#### EXERCISE DETAILS
Extract the complete listing and output it unchanged.

#### SUPPLIED INFORMATION
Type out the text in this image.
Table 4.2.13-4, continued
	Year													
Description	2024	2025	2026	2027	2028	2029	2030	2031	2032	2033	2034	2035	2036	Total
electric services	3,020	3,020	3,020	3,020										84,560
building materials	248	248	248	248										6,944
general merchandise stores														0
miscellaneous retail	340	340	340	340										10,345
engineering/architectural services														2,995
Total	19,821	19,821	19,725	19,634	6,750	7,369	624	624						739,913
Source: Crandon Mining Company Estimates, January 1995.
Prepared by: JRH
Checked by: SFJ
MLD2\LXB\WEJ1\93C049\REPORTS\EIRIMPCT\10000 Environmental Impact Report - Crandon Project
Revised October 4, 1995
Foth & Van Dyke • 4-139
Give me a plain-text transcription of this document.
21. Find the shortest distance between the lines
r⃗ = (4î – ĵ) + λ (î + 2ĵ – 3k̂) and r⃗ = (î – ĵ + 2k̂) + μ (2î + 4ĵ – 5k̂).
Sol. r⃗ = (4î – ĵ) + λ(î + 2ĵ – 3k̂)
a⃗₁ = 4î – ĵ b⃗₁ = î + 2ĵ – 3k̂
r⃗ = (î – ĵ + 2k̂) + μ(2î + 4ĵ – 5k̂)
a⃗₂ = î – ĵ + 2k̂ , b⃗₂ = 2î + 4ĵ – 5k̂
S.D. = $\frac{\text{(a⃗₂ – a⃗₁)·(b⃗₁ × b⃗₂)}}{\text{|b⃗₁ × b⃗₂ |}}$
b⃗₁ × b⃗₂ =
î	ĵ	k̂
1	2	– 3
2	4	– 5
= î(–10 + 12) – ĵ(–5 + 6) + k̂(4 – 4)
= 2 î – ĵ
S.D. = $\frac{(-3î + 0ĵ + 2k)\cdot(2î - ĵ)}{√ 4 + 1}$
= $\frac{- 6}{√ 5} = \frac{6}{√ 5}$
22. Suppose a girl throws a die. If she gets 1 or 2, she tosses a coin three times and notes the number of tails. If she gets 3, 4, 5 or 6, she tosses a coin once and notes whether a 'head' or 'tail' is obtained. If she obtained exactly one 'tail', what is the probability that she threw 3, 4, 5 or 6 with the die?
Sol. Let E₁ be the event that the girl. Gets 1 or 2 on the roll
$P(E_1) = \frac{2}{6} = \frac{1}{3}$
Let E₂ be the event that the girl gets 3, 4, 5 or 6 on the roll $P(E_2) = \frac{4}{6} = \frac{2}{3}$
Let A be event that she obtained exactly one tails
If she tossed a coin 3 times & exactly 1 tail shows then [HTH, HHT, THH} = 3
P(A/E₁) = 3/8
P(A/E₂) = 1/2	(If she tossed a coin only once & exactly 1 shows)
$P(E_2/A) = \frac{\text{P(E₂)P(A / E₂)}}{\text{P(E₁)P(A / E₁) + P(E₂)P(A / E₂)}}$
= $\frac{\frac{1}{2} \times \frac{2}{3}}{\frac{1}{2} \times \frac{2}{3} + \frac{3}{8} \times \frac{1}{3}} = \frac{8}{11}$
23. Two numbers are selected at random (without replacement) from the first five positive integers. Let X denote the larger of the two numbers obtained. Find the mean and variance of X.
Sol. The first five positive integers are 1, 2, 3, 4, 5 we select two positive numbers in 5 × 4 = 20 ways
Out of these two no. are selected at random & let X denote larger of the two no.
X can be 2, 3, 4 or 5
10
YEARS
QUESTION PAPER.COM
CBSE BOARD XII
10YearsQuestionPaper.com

#### RESULT OF THE TASK
Type out the text in this image.
Table 4.2.13-4, continued
	Year													
Description	2024	2025	2026	2027	2028	2029	2030	2031	2032	2033	2034	2035	2036	Total
electric services	3,020	3,020	3,020	3,020										84,560
building materials	248	248	248	248										6,944
general merchandise stores														0
miscellaneous retail	340	340	340	340										10,345
engineering/architectural services														2,995
Total	19,821	19,821	19,725	19,634	6,750	7,369	624	624						739,913
Source: Crandon Mining Company Estimates, January 1995.
Prepared by: JRH
Checked by: SFJ
MLD2\LXB\WEJ1\93C049\REPORTS\EIRIMPCT\10000 Environmental Impact Report - Crandon Project
Revised October 4, 1995
Foth & Van Dyke • 4-139
Give me a plain-text transcription of this document.
21. Find the shortest distance between the lines
r⃗ = (4î – ĵ) + λ (î + 2ĵ – 3k̂) and r⃗ = (î – ĵ + 2k̂) + μ (2î + 4ĵ – 5k̂).
Sol. r⃗ = (4î – ĵ) + λ(î + 2ĵ – 3k̂)
a⃗₁ = 4î – ĵ b⃗₁ = î + 2ĵ – 3k̂
r⃗ = (î – ĵ + 2k̂) + μ(2î + 4ĵ – 5k̂)
a⃗₂ = î – ĵ + 2k̂ , b⃗₂ = 2î + 4ĵ – 5k̂
S.D. = $\frac{\text{(a⃗₂ – a⃗₁)·(b⃗₁ × b⃗₂)}}{\text{|b⃗₁ × b⃗₂ |}}$
b⃗₁ × b⃗₂ =
î	ĵ	k̂
1	2	– 3
2	4	– 5
= î(–10 + 12) – ĵ(–5 + 6) + k̂(4 – 4)
= 2 î – ĵ
S.D. = $\frac{(-3î + 0ĵ + 2k)\cdot(2î - ĵ)}{√ 4 + 1}$
= $\frac{- 6}{√ 5} = \frac{6}{√ 5}$
22. Suppose a girl throws a die. If she gets 1 or 2, she tosses a coin three times and notes the number of tails. If she gets 3, 4, 5 or 6, she tosses a coin once and notes whether a 'head' or 'tail' is obtained. If she obtained exactly one 'tail', what is the probability that she threw 3, 4, 5 or 6 with the die?
Sol. Let E₁ be the event that the girl. Gets 1 or 2 on the roll
$P(E_1) = \frac{2}{6} = \frac{1}{3}$
Let E₂ be the event that the girl gets 3, 4, 5 or 6 on the roll $P(E_2) = \frac{4}{6} = \frac{2}{3}$
Let A be event that she obtained exactly one tails
If she tossed a coin 3 times & exactly 1 tail shows then [HTH, HHT, THH} = 3
P(A/E₁) = 3/8
P(A/E₂) = 1/2	(If she tossed a coin only once & exactly 1 shows)
$P(E_2/A) = \frac{\text{P(E₂)P(A / E₂)}}{\text{P(E₁)P(A / E₁) + P(E₂)P(A / E₂)}}$
= $\frac{\frac{1}{2} \times \frac{2}{3}}{\frac{1}{2} \times \frac{2}{3} + \frac{3}{8} \times \frac{1}{3}} = \frac{8}{11}$
23. Two numbers are selected at random (without replacement) from the first five positive integers. Let X denote the larger of the two numbers obtained. Find the mean and variance of X.
Sol. The first five positive integers are 1, 2, 3, 4, 5 we select two positive numbers in 5 × 4 = 20 ways
Out of these two no. are selected at random & let X denote larger of the two no.
X can be 2, 3, 4 or 5
10
YEARS
QUESTION PAPER.COM
CBSE BOARD XII
10YearsQuestionPaper.com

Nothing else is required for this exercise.